------ Given data ------
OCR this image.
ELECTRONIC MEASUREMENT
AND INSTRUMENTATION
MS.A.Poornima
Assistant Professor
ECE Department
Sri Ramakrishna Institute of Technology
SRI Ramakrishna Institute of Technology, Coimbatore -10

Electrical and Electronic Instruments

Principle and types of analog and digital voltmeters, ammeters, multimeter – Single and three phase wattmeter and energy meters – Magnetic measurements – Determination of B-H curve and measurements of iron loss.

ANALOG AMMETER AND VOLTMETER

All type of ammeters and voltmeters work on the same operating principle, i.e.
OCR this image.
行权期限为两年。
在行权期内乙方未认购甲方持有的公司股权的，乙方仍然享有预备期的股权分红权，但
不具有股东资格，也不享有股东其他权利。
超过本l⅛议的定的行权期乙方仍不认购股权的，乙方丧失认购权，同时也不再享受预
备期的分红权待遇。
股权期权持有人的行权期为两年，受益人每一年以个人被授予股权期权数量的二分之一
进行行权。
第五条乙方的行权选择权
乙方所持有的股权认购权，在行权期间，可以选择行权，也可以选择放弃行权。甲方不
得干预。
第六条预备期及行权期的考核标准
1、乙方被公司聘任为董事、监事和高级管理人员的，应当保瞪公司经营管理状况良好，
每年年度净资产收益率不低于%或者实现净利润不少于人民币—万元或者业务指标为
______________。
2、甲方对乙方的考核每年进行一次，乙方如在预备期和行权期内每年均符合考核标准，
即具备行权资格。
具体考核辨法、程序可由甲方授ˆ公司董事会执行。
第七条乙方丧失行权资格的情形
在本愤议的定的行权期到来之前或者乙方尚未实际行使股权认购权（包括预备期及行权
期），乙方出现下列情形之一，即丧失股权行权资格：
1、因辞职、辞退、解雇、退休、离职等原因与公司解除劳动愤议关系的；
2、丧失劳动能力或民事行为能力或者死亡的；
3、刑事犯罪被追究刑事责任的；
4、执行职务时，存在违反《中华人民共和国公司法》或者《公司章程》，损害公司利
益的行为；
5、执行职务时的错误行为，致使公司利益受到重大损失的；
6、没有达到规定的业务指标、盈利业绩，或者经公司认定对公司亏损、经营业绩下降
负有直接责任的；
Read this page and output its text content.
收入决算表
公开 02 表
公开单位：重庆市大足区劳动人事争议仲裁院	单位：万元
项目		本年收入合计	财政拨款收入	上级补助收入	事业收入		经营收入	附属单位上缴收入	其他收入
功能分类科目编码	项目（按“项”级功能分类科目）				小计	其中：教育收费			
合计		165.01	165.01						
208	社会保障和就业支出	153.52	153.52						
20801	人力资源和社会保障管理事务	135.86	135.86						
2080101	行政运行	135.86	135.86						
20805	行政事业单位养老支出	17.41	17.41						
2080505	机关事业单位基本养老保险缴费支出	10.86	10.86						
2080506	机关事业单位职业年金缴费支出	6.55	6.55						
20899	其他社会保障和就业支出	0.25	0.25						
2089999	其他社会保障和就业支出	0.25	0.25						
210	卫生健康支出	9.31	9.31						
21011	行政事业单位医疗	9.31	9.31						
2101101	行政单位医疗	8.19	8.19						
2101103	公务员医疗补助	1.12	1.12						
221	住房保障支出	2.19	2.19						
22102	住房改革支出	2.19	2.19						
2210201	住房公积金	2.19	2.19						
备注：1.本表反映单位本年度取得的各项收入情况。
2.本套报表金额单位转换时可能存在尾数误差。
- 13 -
------
**Requirements:** Work out how many lines of the listing above include "Institute". Answer with the number and nothing more.

**Exercise response:** 2